- **Problem details**: What is the number of lines in these entries that contain "this"? State it alone.

- **Supplied data**:
════════════════
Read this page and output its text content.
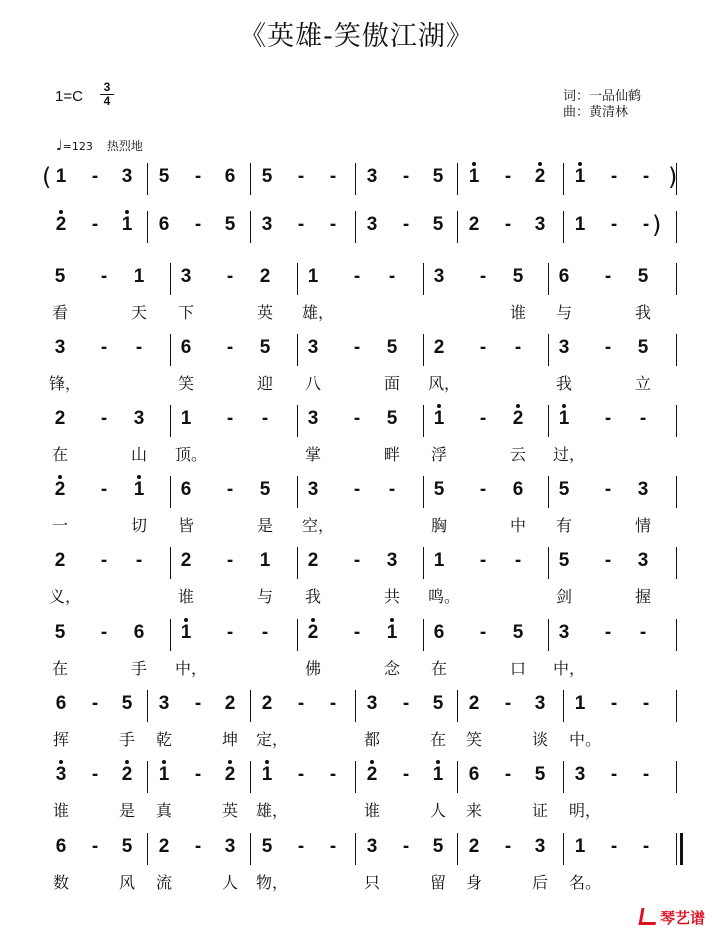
《英雄-笑傲江湖》
1=C
3
4	词：一品仙鹤
曲：黄清林
♩=123 热烈地
(	)
1	-	3	5	-	6	5	-	-	3	-	5	1	-	2	1	-	-
)
2	-	1	6	-	5	3	-	-	3	-	5	2	-	3	1	-	-
5	-	1	3	-	2	1	-	-	3	-	5	6	-	5
看	天 下	英 雄，	谁 与	我
3	-	-	6	-	5	3	-	5	2	-	-	3	-	5
锋，	笑	迎 八	面 风，	我	立
2	-	3	1	-	-	3	-	5	1	-	2	1	-	-
在	山 顶。	掌	畔 浮	云 过，
2	-	1	6	-	5	3	-	-	5	-	6	5	-	3
一	切 皆	是 空，	胸	中 有	情
2	-	-	2	-	1	2	-	3	1	-	-	5	-	3
义，	谁	与 我	共 鸣。	剑	握
5	-	6	1	-	-	2	-	1	6	-	5	3	-	-
在	手 中，	佛	念 在	口 中，
6	-	5	3	-	2	2	-	-	3	-	5	2	-	3	1	-	-
挥	手 乾	坤 定，	都	在 笑	谈 中。
3	-	2	1	-	2	1	-	-	2	-	1	6	-	5	3	-	-
谁	是 真	英 雄，	谁	人 来	证 明，
6	-	5	2	-	3	5	-	-	3	-	5	2	-	3	1	-	-
数	风 流	人 物，	只	留 身	后 名。
琴艺谱
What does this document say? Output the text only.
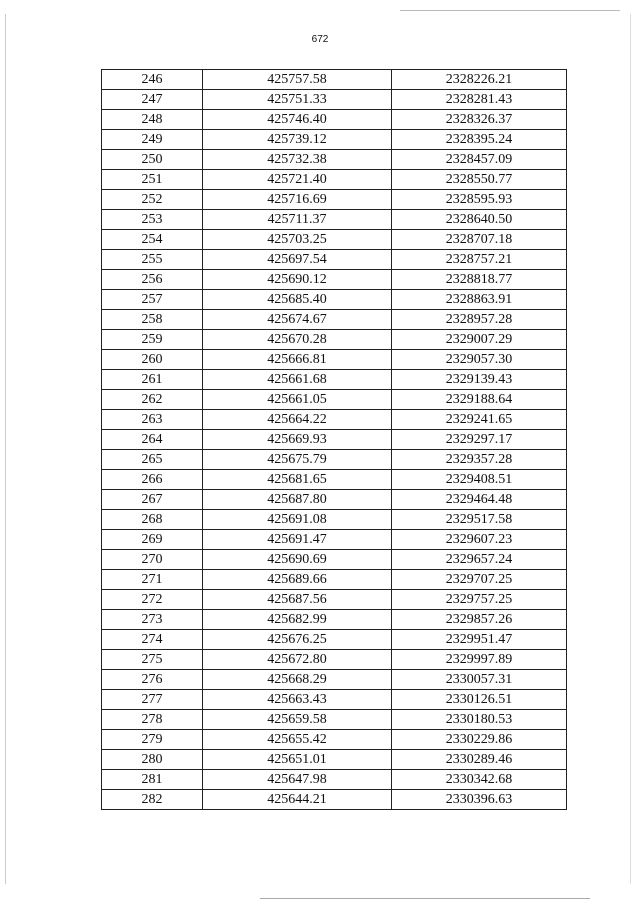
672
246	425757.58	2328226.21
247	425751.33	2328281.43
248	425746.40	2328326.37
249	425739.12	2328395.24
250	425732.38	2328457.09
251	425721.40	2328550.77
252	425716.69	2328595.93
253	425711.37	2328640.50
254	425703.25	2328707.18
255	425697.54	2328757.21
256	425690.12	2328818.77
257	425685.40	2328863.91
258	425674.67	2328957.28
259	425670.28	2329007.29
260	425666.81	2329057.30
261	425661.68	2329139.43
262	425661.05	2329188.64
263	425664.22	2329241.65
264	425669.93	2329297.17
265	425675.79	2329357.28
266	425681.65	2329408.51
267	425687.80	2329464.48
268	425691.08	2329517.58
269	425691.47	2329607.23
270	425690.69	2329657.24
271	425689.66	2329707.25
272	425687.56	2329757.25
273	425682.99	2329857.26
274	425676.25	2329951.47
275	425672.80	2329997.89
276	425668.29	2330057.31
277	425663.43	2330126.51
278	425659.58	2330180.53
279	425655.42	2330229.86
280	425651.01	2330289.46
281	425647.98	2330342.68
282	425644.21	2330396.63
════════════════
- **Result below**: 2